Requirements
Collect every line below that contains the word "visible".

[Structured figure records]
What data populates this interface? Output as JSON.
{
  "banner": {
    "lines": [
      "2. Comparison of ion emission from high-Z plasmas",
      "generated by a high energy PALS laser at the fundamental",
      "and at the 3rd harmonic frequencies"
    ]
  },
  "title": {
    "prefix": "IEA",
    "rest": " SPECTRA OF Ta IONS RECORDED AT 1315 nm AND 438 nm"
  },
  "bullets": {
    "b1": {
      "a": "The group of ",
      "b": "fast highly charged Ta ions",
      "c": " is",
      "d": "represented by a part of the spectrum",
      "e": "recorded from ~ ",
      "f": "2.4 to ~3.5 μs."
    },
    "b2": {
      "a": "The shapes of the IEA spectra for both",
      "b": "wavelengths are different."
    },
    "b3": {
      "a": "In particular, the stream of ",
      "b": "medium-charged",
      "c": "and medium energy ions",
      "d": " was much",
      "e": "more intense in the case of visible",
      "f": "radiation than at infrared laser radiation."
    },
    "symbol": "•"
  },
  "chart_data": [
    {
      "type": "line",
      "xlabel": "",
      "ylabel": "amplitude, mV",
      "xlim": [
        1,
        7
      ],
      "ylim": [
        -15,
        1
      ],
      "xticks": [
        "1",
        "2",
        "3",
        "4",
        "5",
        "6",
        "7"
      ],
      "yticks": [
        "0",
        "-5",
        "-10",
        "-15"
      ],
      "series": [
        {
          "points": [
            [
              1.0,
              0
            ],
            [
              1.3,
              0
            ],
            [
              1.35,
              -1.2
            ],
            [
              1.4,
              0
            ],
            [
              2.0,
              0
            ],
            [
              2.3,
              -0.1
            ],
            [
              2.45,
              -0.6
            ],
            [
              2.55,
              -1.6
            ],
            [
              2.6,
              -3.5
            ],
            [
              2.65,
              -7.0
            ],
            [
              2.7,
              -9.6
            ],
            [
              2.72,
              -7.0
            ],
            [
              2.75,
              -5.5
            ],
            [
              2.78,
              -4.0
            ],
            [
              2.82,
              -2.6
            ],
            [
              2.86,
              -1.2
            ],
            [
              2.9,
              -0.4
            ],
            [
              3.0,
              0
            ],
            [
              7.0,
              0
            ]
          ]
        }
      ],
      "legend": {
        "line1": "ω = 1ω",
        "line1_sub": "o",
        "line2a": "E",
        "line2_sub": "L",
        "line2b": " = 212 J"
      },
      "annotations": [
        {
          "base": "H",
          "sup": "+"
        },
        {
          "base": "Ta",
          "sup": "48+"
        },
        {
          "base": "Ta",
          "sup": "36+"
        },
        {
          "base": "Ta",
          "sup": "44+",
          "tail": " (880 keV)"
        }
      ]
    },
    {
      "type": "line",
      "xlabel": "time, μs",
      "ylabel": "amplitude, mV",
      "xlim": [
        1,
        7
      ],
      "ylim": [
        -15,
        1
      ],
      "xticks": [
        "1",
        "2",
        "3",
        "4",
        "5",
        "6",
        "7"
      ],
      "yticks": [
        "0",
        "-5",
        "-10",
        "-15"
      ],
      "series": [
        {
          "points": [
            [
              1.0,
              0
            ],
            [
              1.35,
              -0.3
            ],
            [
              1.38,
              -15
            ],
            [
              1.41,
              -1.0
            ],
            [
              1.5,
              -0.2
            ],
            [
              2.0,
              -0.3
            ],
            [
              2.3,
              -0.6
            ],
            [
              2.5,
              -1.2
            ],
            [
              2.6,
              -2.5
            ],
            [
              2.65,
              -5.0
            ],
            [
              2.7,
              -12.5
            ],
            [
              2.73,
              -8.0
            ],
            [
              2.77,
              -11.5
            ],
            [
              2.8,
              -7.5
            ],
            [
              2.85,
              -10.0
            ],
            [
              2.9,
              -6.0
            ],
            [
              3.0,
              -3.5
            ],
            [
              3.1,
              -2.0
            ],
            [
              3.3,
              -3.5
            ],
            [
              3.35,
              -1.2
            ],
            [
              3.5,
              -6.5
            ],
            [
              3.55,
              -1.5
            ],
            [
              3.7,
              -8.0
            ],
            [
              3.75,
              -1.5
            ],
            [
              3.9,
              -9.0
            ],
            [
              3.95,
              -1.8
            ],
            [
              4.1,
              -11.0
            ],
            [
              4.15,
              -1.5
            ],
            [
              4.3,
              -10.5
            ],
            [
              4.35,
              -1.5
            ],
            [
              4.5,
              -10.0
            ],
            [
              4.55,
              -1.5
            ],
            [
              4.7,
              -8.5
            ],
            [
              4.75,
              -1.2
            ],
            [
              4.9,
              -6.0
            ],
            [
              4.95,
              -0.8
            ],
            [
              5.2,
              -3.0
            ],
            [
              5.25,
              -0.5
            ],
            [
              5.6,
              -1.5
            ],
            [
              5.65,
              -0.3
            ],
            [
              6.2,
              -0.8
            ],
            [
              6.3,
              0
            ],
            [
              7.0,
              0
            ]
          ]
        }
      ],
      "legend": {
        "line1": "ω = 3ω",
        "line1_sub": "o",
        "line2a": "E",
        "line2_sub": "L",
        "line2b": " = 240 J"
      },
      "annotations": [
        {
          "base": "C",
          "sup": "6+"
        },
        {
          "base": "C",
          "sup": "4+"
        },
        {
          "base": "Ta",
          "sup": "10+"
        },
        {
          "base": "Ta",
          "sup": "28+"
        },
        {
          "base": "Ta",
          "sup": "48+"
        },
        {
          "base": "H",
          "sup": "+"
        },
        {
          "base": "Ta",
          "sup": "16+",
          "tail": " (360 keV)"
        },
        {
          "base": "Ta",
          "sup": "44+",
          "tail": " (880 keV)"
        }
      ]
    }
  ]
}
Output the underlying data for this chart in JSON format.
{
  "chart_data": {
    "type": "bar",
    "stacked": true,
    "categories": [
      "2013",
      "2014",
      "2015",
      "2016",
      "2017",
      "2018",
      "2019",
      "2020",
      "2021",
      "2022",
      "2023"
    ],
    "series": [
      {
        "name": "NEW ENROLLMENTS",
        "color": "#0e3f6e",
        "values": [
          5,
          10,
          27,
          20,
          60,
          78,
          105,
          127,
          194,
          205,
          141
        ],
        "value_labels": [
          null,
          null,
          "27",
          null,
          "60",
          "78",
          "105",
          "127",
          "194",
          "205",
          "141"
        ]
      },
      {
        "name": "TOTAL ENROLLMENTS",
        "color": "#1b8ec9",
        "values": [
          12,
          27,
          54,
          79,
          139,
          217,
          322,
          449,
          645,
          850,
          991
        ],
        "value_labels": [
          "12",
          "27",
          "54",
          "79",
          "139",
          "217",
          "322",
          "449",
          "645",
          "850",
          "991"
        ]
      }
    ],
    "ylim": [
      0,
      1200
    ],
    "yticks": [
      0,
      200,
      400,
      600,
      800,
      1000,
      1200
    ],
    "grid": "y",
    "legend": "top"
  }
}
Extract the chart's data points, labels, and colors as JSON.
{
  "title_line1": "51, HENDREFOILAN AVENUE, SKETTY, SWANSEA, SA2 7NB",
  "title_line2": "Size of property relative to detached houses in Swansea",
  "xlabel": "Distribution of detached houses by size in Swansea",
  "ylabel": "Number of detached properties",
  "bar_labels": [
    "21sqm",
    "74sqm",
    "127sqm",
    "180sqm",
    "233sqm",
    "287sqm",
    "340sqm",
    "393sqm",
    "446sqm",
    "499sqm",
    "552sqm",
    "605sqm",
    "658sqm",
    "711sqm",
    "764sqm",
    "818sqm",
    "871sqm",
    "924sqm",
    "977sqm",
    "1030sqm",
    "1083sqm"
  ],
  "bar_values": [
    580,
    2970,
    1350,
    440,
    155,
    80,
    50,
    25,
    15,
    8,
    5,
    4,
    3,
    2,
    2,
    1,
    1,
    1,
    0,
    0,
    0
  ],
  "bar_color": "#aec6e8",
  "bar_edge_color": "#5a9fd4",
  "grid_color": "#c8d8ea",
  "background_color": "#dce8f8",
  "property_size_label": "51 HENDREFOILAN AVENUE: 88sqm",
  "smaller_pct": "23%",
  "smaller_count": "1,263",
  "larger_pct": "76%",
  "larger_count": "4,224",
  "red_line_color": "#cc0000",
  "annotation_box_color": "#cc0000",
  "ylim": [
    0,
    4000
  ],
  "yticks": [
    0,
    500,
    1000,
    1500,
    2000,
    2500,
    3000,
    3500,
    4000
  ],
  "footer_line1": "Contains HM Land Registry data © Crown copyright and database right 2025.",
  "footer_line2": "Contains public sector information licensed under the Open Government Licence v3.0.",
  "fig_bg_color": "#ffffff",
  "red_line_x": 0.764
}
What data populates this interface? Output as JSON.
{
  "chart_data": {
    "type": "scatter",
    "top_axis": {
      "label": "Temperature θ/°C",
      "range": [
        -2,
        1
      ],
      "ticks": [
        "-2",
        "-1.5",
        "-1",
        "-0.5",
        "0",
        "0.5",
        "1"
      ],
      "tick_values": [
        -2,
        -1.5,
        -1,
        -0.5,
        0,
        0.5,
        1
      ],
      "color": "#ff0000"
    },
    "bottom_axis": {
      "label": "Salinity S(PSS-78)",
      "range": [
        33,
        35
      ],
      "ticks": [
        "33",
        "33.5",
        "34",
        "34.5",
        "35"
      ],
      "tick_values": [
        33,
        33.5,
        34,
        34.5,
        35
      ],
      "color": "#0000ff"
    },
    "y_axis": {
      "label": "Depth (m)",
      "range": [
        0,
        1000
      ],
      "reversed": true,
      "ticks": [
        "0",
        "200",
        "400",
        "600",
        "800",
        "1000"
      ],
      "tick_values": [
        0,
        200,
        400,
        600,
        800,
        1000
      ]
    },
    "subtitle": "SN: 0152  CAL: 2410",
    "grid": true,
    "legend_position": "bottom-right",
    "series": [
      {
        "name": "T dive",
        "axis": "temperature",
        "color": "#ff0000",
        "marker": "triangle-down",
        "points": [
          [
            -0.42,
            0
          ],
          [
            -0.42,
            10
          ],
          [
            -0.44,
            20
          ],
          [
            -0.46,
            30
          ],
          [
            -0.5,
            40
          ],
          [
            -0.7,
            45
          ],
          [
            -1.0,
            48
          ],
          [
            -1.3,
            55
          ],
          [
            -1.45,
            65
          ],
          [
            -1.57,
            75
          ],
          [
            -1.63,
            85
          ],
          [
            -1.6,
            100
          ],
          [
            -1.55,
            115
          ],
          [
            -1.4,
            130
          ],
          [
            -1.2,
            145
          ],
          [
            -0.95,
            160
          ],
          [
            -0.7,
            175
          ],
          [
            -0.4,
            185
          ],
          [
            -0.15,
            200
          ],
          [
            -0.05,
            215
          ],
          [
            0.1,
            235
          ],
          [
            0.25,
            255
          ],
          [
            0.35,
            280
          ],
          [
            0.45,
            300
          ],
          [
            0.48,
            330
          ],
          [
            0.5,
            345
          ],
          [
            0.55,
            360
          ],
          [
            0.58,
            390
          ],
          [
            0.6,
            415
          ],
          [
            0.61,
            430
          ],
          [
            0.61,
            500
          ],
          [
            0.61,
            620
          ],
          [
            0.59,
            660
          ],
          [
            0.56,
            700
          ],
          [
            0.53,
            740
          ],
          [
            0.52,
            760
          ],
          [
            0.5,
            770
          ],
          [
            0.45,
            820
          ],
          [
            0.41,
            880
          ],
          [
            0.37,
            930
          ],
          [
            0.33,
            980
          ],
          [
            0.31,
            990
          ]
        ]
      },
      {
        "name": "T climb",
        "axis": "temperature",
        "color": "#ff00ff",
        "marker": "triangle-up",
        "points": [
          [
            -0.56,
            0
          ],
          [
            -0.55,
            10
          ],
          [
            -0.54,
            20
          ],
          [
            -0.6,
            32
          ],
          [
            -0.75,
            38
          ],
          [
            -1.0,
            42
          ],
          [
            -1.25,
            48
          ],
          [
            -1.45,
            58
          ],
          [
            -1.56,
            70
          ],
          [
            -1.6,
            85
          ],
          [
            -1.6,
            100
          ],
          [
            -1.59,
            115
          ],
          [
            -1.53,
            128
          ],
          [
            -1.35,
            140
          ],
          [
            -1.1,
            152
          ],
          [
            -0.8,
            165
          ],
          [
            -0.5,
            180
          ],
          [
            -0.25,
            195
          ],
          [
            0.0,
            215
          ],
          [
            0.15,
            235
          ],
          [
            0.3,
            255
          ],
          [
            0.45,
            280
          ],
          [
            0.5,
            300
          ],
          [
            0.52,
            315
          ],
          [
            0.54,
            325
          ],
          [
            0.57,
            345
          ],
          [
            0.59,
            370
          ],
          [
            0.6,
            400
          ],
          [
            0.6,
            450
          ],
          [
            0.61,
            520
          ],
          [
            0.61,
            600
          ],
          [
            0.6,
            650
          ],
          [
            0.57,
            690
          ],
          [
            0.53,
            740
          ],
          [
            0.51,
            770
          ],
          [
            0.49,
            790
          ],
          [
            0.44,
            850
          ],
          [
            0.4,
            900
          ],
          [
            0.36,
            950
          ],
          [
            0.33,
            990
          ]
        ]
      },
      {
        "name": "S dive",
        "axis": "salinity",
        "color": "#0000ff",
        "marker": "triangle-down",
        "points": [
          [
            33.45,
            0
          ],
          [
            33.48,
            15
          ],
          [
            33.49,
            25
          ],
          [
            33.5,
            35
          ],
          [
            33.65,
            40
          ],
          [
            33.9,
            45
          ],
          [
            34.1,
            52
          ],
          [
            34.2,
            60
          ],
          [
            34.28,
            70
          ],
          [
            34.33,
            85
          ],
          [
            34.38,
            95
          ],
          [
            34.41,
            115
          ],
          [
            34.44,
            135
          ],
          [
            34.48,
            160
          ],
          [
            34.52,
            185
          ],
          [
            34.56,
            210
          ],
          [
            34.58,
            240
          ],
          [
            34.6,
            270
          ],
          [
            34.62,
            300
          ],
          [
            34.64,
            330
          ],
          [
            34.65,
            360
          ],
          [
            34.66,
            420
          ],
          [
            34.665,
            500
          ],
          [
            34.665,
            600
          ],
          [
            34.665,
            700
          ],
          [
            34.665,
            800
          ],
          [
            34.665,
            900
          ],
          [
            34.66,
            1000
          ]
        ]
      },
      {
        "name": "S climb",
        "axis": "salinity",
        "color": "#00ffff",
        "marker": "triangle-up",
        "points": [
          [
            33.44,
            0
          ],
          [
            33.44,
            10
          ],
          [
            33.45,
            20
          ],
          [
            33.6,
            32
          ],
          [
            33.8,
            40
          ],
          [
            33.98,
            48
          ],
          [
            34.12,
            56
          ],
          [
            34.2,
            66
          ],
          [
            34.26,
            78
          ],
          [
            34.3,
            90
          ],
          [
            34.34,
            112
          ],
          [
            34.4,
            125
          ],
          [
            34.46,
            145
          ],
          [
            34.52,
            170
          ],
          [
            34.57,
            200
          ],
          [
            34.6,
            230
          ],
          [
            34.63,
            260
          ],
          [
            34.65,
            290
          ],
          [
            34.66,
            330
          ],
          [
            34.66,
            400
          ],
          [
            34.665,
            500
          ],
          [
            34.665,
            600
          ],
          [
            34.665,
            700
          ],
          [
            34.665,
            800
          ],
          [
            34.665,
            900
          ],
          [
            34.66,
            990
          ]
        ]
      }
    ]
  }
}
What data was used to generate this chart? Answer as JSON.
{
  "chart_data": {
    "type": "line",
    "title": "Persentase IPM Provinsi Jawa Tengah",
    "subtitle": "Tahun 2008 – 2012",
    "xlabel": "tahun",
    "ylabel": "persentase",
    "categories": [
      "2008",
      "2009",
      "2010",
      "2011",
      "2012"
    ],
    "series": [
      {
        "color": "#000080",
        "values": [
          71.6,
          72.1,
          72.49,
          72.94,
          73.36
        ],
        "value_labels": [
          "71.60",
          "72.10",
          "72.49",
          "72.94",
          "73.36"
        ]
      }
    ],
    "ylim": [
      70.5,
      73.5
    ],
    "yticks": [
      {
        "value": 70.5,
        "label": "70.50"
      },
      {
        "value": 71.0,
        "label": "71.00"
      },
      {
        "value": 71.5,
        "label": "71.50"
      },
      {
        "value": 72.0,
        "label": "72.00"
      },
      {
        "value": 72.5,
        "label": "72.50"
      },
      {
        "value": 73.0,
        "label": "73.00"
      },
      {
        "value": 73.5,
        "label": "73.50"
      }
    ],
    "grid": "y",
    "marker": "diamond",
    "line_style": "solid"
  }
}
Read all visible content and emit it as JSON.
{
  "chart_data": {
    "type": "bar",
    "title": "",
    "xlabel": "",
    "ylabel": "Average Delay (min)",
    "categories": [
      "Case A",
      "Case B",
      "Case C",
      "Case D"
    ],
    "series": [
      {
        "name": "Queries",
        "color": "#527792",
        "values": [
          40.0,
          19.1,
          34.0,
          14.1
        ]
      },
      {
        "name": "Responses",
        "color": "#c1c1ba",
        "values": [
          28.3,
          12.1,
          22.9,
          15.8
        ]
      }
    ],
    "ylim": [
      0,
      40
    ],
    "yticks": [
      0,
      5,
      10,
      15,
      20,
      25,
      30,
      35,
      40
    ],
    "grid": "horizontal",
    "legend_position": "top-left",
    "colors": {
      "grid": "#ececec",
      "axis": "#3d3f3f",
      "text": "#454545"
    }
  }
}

Response
      "e": "more intense in the case of visible",
Read all visible content and emit it as JSON.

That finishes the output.